* Reading passage *
+ + +

Ramswaroop And Anr vs State (2025:Rj-Jd:1905) on 10 January, 2025

Author: Manoj Kumar Garg

Bench: Manoj Kumar Garg

[2025:RJ-JD:1905]

      HIGH COURT OF JUDICATURE FOR RAJASTHAN AT
                       JODHPUR
                    S.B. Criminal Appeal No. 870/2014

1. Ramswaroop S/o Late Shri Ramuram, B/c Prajapat, R/o Gali
No.9, Bhurtiya Dadhich Colony, Soorsagar, Jodhpur.
2. Smt. Koyli @ Kaushalya Devi W/o Late Shri Ramuram, B/c
Prajapat, R/o Gali No.9, Bhurtiya Dadhich Colony, Soorsagar,
Jodhpur.

+ + +

* Complete the following *
**a.** Summarize the case header in two sentences.
**b.** What appeal number does the case header give?
**c.** Repeat part of the case header word for word. Begin at the words "[2025:RJ-JD:1905]" and stop after "Colony, Soorsagar, Jodhpur.".

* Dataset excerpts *
+ + +

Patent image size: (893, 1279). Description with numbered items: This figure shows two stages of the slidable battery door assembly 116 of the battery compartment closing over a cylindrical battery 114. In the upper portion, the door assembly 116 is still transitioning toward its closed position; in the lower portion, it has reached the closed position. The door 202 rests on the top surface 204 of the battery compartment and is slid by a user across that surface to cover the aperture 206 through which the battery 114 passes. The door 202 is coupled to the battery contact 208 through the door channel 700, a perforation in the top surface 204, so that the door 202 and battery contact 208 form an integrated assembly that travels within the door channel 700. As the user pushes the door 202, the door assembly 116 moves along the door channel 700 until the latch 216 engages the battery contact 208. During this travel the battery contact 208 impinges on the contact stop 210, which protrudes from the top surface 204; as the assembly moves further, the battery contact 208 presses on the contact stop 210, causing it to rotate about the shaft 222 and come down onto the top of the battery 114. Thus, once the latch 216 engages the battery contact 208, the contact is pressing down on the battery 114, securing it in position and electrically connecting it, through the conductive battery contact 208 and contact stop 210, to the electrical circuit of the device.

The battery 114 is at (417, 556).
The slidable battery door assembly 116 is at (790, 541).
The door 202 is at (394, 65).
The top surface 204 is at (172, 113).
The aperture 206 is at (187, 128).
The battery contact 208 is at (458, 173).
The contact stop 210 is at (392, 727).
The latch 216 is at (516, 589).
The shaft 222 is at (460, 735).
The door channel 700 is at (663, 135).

+ + +

* Per-task outputs *
**a.** The case header is for Ramswaroop And Anr vs State, dated 10 January 2025, S.B. Criminal Appeal No. 870/2014 in the High Court of Judicature for Rajasthan at Jodhpur, with Manoj Kumar Garg as author and bench. It lists two parties, Ramswaroop and Smt. Koyli @ Kaushalya Devi, both residents of Gali No.9, Bhurtiya Dadhich Colony, Soorsagar, Jodhpur.

**b.** S.B. Criminal Appeal No. 870/2014.

**c.**
[2025:RJ-JD:1905]

      HIGH COURT OF JUDICATURE FOR RAJASTHAN AT
                       JODHPUR
                    S.B. Criminal Appeal No. 870/2014

1. Ramswaroop S/o Late Shri Ramuram, B/c Prajapat, R/o Gali
No.9, Bhurtiya Dadhich Colony, Soorsagar, Jodhpur.